Supplied records
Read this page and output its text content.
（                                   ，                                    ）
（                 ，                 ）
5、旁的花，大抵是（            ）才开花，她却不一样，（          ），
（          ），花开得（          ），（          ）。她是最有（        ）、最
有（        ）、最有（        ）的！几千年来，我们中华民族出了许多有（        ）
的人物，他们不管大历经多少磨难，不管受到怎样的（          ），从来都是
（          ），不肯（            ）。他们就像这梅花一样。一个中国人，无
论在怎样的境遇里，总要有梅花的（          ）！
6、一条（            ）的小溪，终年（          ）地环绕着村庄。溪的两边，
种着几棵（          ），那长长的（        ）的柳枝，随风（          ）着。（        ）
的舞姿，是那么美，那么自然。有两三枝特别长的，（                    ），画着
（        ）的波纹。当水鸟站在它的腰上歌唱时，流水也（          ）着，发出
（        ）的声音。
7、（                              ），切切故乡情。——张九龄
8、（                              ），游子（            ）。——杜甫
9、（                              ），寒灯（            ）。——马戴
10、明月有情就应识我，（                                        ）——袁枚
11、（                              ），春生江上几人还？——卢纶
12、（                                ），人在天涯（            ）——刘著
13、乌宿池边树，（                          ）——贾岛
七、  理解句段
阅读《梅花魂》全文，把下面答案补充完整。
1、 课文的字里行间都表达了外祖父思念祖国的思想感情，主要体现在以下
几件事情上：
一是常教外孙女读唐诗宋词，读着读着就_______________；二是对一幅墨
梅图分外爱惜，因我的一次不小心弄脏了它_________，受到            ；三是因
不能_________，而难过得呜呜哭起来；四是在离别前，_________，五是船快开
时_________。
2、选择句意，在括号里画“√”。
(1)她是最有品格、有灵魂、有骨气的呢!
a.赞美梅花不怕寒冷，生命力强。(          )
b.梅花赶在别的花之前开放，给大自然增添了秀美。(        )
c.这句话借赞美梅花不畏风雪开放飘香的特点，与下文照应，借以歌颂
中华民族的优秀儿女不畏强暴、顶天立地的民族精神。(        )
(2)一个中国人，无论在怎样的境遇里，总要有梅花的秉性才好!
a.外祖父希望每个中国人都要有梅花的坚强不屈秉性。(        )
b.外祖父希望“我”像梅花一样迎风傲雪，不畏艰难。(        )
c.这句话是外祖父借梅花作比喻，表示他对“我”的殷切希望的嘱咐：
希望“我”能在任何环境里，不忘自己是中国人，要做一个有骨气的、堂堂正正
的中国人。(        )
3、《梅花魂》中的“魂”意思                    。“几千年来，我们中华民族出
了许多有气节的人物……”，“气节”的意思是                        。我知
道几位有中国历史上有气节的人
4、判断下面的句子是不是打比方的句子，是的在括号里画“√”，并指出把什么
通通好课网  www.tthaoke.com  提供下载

What you have to do
The listing above must be transcribed exactly, line by line.

Exercise result
Read this page and output its text content.
（                                   ，                                    ）
（                 ，                 ）
5、旁的花，大抵是（            ）才开花，她却不一样，（          ），
（          ），花开得（          ），（          ）。她是最有（        ）、最
有（        ）、最有（        ）的！几千年来，我们中华民族出了许多有（        ）
的人物，他们不管大历经多少磨难，不管受到怎样的（          ），从来都是
（          ），不肯（            ）。他们就像这梅花一样。一个中国人，无
论在怎样的境遇里，总要有梅花的（          ）！
6、一条（            ）的小溪，终年（          ）地环绕着村庄。溪的两边，
种着几棵（          ），那长长的（        ）的柳枝，随风（          ）着。（        ）
的舞姿，是那么美，那么自然。有两三枝特别长的，（                    ），画着
（        ）的波纹。当水鸟站在它的腰上歌唱时，流水也（          ）着，发出
（        ）的声音。
7、（                              ），切切故乡情。——张九龄
8、（                              ），游子（            ）。——杜甫
9、（                              ），寒灯（            ）。——马戴
10、明月有情就应识我，（                                        ）——袁枚
11、（                              ），春生江上几人还？——卢纶
12、（                                ），人在天涯（            ）——刘著
13、乌宿池边树，（                          ）——贾岛
七、  理解句段
阅读《梅花魂》全文，把下面答案补充完整。
1、 课文的字里行间都表达了外祖父思念祖国的思想感情，主要体现在以下
几件事情上：
一是常教外孙女读唐诗宋词，读着读着就_______________；二是对一幅墨
梅图分外爱惜，因我的一次不小心弄脏了它_________，受到            ；三是因
不能_________，而难过得呜呜哭起来；四是在离别前，_________，五是船快开
时_________。
2、选择句意，在括号里画“√”。
(1)她是最有品格、有灵魂、有骨气的呢!
a.赞美梅花不怕寒冷，生命力强。(          )
b.梅花赶在别的花之前开放，给大自然增添了秀美。(        )
c.这句话借赞美梅花不畏风雪开放飘香的特点，与下文照应，借以歌颂
中华民族的优秀儿女不畏强暴、顶天立地的民族精神。(        )
(2)一个中国人，无论在怎样的境遇里，总要有梅花的秉性才好!
a.外祖父希望每个中国人都要有梅花的坚强不屈秉性。(        )
b.外祖父希望“我”像梅花一样迎风傲雪，不畏艰难。(        )
c.这句话是外祖父借梅花作比喻，表示他对“我”的殷切希望的嘱咐：
希望“我”能在任何环境里，不忘自己是中国人，要做一个有骨气的、堂堂正正
的中国人。(        )
3、《梅花魂》中的“魂”意思                    。“几千年来，我们中华民族出
了许多有气节的人物……”，“气节”的意思是                        。我知
道几位有中国历史上有气节的人
4、判断下面的句子是不是打比方的句子，是的在括号里画“√”，并指出把什么
通通好课网  www.tthaoke.com  提供下载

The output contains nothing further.